Note each line where "owner" appears, and copy it.

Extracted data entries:
>>

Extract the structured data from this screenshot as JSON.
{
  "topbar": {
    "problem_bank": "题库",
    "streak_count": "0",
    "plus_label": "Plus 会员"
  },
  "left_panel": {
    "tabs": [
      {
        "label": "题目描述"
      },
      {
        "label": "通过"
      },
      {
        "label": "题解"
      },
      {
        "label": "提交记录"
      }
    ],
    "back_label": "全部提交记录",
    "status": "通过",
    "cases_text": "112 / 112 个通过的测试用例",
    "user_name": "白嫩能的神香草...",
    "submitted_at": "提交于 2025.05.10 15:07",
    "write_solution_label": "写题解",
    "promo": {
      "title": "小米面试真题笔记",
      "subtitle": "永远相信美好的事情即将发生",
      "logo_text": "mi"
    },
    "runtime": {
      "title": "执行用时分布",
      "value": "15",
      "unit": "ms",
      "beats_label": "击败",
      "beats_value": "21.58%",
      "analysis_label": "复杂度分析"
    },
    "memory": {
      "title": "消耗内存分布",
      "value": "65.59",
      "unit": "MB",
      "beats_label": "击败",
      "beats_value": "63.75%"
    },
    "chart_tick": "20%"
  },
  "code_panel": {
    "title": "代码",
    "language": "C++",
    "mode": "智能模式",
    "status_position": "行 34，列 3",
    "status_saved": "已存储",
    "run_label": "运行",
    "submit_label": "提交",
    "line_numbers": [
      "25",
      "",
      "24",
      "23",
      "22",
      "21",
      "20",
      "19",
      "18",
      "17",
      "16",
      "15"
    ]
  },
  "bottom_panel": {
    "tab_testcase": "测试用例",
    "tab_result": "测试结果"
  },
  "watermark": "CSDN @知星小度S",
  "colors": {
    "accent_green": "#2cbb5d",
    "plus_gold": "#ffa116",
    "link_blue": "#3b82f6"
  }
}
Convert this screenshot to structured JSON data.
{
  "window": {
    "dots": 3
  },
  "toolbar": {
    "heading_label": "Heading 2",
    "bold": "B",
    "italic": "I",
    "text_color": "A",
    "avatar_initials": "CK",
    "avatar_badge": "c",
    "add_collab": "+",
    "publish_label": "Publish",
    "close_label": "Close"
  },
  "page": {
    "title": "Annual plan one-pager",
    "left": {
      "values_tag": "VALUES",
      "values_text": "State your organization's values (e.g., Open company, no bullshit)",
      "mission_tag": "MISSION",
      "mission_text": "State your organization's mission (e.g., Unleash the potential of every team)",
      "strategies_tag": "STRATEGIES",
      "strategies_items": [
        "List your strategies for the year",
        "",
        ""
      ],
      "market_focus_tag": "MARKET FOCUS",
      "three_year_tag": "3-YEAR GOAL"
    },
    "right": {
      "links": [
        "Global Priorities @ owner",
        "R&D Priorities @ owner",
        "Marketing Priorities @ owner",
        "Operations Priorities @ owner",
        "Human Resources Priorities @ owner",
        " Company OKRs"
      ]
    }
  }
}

<<

Solution:
        "Global Priorities @ owner",
        "R&D Priorities @ owner",
        "Marketing Priorities @ owner",
        "Operations Priorities @ owner",
        "Human Resources Priorities @ owner",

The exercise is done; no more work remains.